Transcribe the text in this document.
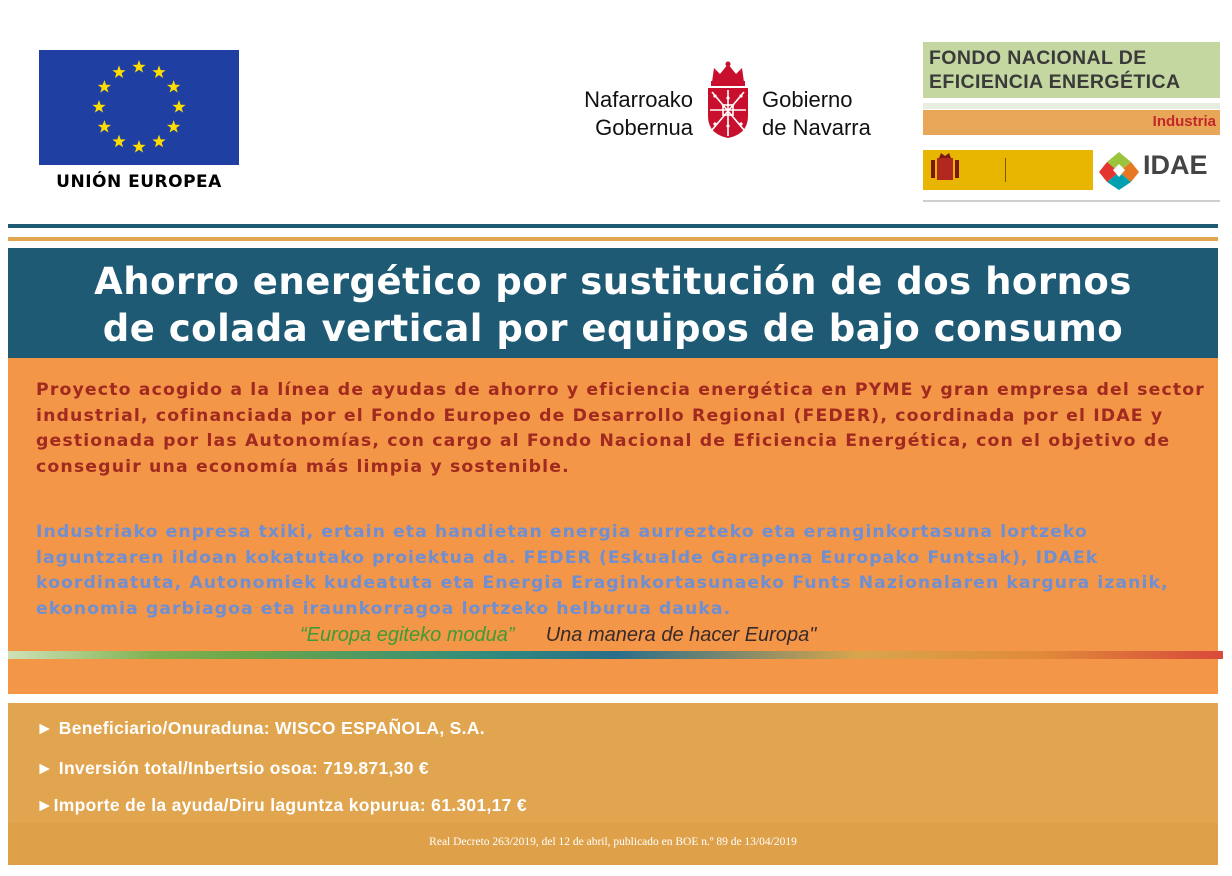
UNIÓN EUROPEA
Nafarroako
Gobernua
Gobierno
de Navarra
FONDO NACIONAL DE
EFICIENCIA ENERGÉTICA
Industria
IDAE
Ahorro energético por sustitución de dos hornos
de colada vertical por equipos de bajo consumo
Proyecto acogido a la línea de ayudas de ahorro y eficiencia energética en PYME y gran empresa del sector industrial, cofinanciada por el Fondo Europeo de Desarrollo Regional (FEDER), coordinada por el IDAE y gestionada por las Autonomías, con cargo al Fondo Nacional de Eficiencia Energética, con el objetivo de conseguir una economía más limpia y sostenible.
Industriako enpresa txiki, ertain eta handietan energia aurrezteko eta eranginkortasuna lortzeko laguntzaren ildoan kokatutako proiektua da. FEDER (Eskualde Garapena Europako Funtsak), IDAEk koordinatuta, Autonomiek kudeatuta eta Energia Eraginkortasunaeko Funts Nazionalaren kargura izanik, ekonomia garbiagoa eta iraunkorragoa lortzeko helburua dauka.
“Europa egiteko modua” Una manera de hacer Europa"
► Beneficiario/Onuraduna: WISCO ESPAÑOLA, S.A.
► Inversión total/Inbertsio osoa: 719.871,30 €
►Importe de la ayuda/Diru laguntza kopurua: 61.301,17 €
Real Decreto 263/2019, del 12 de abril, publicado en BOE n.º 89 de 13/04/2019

= = = =

Task to carry out ▸ Repeat the listing above exactly, with no pictures.

Complete response ▸
Transcribe the text in this document.
UNIÓN EUROPEA
Nafarroako
Gobernua
Gobierno
de Navarra
FONDO NACIONAL DE
EFICIENCIA ENERGÉTICA
Industria
IDAE
Ahorro energético por sustitución de dos hornos
de colada vertical por equipos de bajo consumo
Proyecto acogido a la línea de ayudas de ahorro y eficiencia energética en PYME y gran empresa del sector industrial, cofinanciada por el Fondo Europeo de Desarrollo Regional (FEDER), coordinada por el IDAE y gestionada por las Autonomías, con cargo al Fondo Nacional de Eficiencia Energética, con el objetivo de conseguir una economía más limpia y sostenible.
Industriako enpresa txiki, ertain eta handietan energia aurrezteko eta eranginkortasuna lortzeko laguntzaren ildoan kokatutako proiektua da. FEDER (Eskualde Garapena Europako Funtsak), IDAEk koordinatuta, Autonomiek kudeatuta eta Energia Eraginkortasunaeko Funts Nazionalaren kargura izanik, ekonomia garbiagoa eta iraunkorragoa lortzeko helburua dauka.
“Europa egiteko modua” Una manera de hacer Europa"
► Beneficiario/Onuraduna: WISCO ESPAÑOLA, S.A.
► Inversión total/Inbertsio osoa: 719.871,30 €
►Importe de la ayuda/Diru laguntza kopurua: 61.301,17 €
Real Decreto 263/2019, del 12 de abril, publicado en BOE n.º 89 de 13/04/2019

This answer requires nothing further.